PROVIDED ENTRIES
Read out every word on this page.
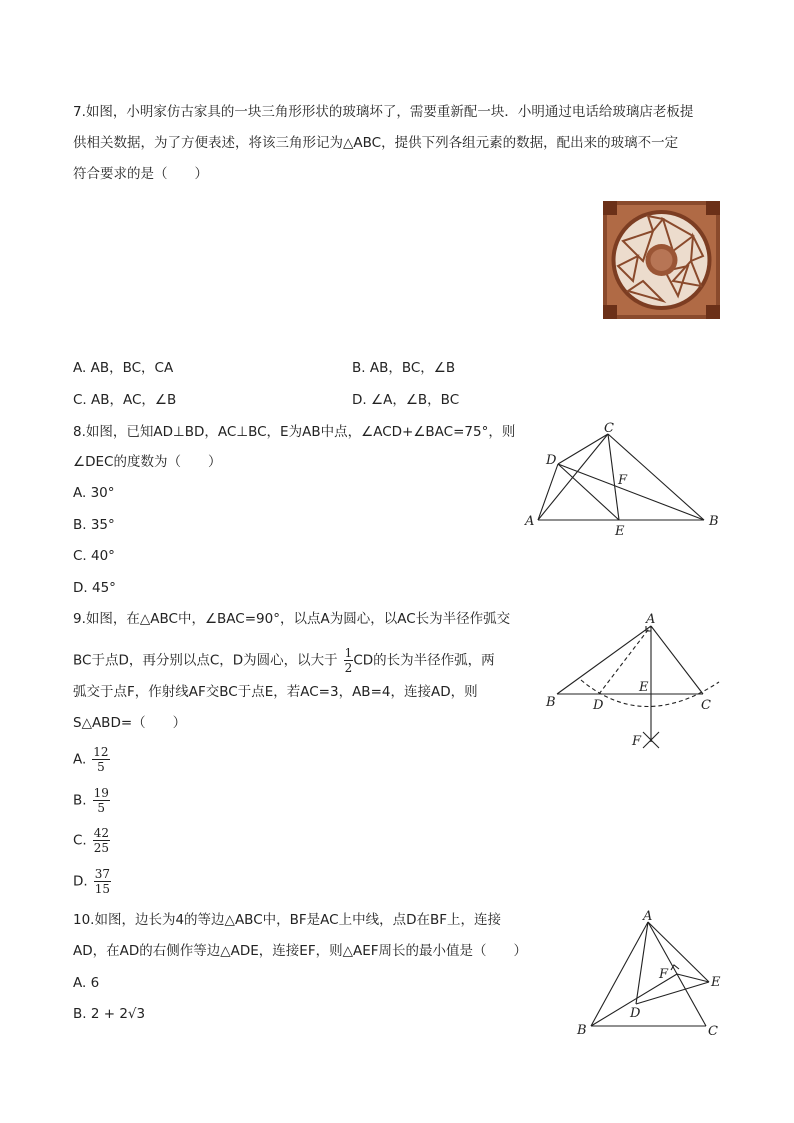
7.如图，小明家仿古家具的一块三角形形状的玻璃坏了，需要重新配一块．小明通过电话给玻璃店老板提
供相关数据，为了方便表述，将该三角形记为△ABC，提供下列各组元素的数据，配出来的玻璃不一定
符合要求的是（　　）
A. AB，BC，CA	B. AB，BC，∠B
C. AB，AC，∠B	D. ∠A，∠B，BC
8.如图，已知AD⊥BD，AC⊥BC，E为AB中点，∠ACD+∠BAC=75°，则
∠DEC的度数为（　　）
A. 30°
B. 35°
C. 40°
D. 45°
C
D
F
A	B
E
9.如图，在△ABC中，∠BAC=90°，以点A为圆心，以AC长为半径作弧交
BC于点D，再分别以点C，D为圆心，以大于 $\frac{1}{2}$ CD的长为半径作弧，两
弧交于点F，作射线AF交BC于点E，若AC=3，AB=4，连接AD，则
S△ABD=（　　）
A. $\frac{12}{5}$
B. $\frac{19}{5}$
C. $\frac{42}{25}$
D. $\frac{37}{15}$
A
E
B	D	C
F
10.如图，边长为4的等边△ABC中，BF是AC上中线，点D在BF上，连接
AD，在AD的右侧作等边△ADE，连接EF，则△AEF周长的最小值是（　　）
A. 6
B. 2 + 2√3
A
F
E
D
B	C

--

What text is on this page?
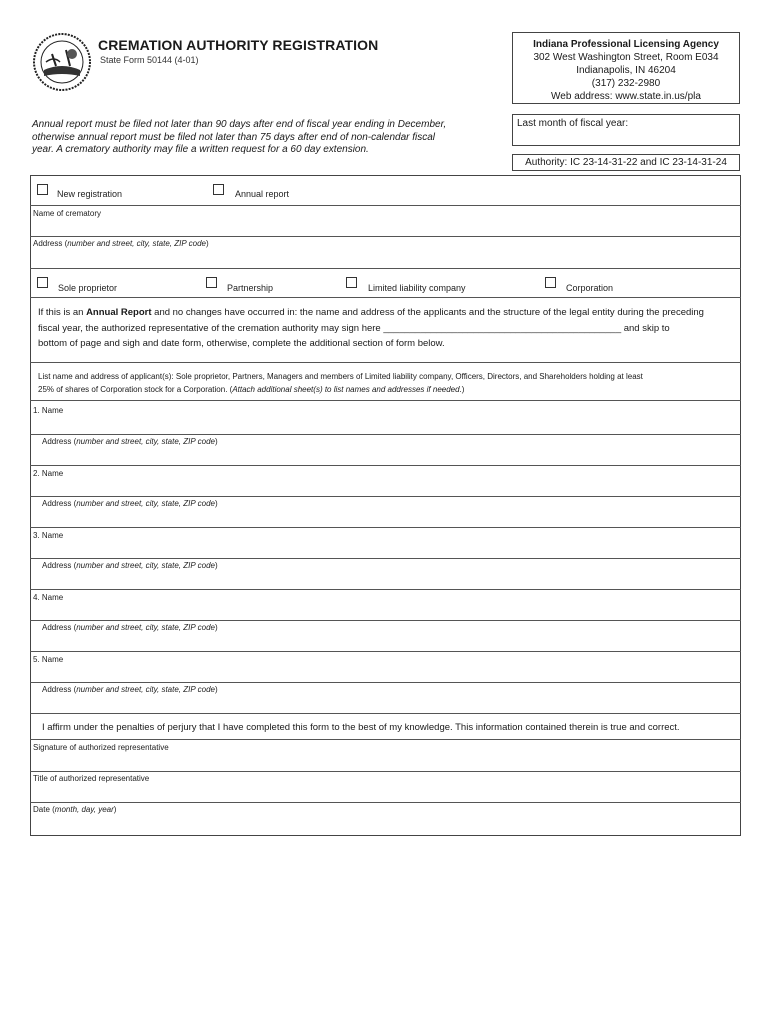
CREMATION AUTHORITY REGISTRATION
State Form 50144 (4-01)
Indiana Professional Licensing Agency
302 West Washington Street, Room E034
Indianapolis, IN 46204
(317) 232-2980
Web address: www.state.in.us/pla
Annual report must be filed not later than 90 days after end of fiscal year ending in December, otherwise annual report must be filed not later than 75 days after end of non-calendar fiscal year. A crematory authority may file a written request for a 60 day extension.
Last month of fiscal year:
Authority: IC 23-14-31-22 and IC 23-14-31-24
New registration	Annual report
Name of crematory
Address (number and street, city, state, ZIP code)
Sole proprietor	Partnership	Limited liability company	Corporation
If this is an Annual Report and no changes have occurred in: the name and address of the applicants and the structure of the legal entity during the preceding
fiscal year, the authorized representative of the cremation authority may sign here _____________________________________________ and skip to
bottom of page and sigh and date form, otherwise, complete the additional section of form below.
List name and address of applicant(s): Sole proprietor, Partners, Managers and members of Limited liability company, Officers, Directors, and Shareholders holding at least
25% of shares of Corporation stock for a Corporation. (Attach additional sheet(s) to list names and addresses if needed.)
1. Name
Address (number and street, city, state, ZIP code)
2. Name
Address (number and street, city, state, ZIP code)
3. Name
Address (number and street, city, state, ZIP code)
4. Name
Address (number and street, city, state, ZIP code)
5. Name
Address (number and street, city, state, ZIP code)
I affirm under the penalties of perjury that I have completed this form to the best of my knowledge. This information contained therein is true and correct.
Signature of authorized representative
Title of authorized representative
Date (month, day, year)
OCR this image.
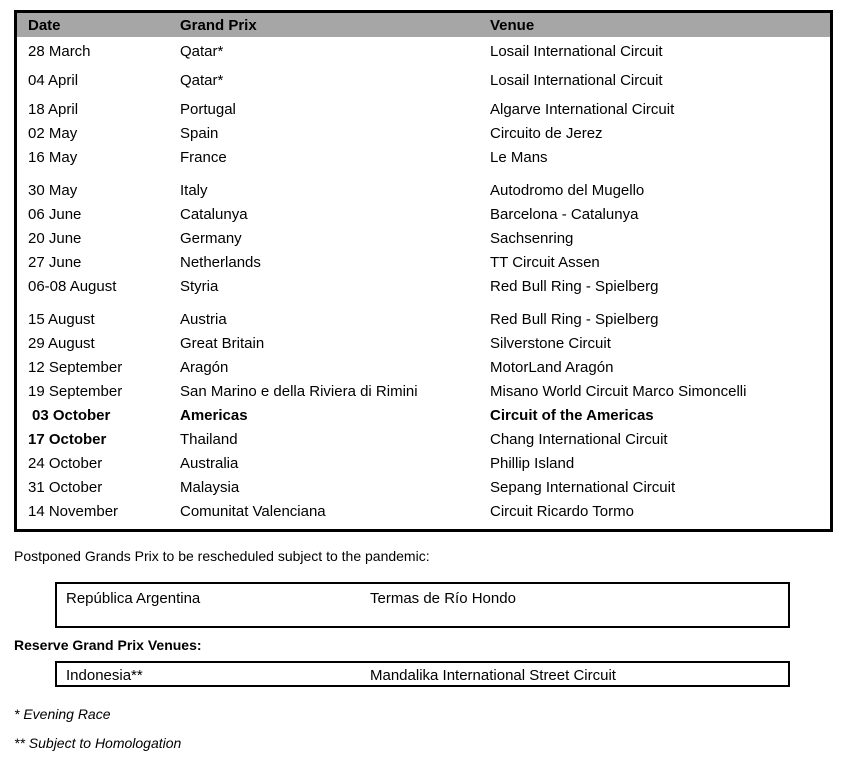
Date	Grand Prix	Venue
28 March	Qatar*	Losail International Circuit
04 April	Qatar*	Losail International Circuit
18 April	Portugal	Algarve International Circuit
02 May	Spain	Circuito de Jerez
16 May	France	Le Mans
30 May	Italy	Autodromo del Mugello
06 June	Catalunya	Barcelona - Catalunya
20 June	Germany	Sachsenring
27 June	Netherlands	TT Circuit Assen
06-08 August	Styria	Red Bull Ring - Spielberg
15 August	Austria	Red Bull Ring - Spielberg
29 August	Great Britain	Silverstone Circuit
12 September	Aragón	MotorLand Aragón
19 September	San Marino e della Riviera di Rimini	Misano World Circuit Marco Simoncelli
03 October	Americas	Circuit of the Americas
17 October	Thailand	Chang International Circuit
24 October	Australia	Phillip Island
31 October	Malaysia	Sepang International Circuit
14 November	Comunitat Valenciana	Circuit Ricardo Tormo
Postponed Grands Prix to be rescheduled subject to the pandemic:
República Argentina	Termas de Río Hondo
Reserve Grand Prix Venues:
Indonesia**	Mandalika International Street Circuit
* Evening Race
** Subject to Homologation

...

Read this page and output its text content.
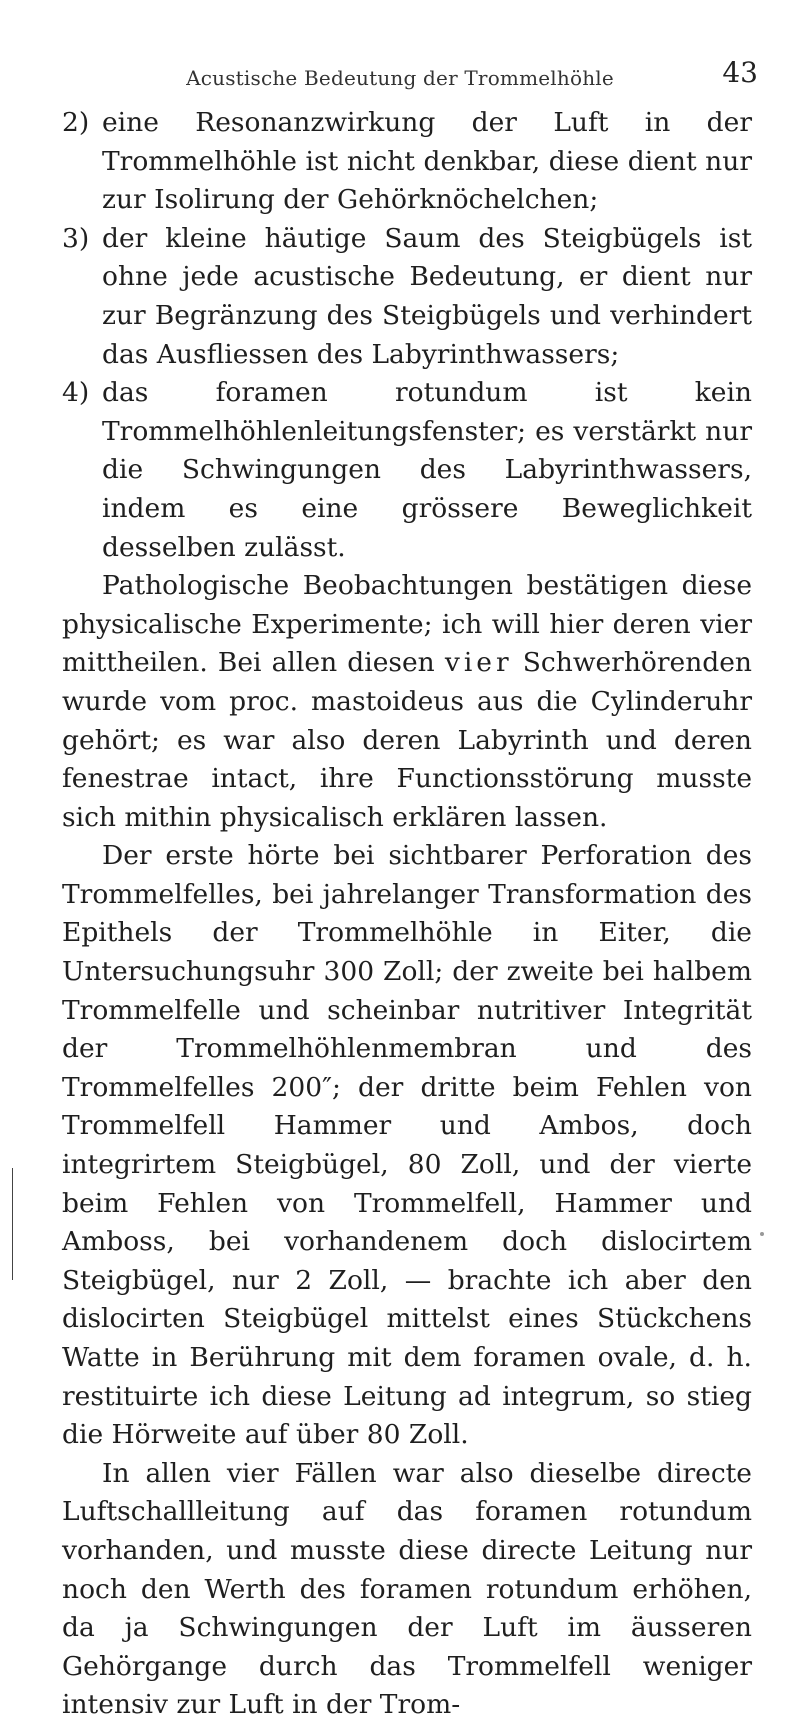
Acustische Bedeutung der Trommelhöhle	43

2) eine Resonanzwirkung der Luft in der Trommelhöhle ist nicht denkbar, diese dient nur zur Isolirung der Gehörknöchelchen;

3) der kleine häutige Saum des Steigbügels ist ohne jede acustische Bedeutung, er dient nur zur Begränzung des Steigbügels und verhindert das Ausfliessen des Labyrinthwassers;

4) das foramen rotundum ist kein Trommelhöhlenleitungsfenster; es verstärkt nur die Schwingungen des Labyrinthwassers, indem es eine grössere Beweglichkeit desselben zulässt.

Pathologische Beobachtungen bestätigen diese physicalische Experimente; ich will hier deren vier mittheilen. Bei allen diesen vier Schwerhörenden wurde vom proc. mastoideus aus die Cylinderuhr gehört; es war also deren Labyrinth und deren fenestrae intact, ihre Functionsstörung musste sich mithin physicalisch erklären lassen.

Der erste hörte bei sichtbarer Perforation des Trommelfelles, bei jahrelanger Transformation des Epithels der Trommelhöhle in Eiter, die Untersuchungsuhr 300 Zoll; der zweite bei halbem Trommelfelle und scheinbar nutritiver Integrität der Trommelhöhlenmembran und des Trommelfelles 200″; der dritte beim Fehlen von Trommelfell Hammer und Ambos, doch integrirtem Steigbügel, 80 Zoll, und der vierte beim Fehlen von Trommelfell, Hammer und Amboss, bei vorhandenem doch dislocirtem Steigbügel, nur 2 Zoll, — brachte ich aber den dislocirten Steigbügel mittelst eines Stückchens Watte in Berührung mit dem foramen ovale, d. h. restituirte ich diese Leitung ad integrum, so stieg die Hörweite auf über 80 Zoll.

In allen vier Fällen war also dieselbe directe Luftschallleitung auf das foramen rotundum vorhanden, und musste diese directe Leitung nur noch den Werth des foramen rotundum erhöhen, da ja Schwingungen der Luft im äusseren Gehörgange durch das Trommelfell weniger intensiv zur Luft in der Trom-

WRITTEN EXERCISE
Search the lines above for the string "authorized", then show every one that has it.

RESPONSE TO THE EXERCISE
fiscal year, the authorized representative of the cremation authority may sign here _____________________________________________ and skip to
Signature of authorized representative
Title of authorized representative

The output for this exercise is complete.